'''

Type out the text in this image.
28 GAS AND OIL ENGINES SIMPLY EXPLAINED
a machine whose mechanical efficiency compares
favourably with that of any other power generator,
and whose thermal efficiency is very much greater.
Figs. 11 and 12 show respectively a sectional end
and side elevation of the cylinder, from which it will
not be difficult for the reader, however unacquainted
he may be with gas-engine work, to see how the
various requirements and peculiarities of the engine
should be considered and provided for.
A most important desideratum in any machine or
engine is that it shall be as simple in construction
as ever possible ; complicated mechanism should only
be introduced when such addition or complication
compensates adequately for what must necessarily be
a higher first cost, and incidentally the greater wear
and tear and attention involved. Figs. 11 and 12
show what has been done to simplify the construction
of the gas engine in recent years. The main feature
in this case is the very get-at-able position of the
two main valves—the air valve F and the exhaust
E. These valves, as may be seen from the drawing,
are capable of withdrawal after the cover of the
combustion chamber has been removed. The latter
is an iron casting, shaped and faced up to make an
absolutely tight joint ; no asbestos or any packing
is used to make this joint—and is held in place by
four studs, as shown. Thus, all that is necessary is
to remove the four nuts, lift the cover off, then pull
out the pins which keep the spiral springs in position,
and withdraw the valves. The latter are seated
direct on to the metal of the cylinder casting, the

'''

**TASK DESCRIPTION**
Your task is to gather all lines from the entries above that hold the word "efficiency".

**RIGHT ANSWER**
a machine whose mechanical efficiency compares
and whose thermal efficiency is very much greater.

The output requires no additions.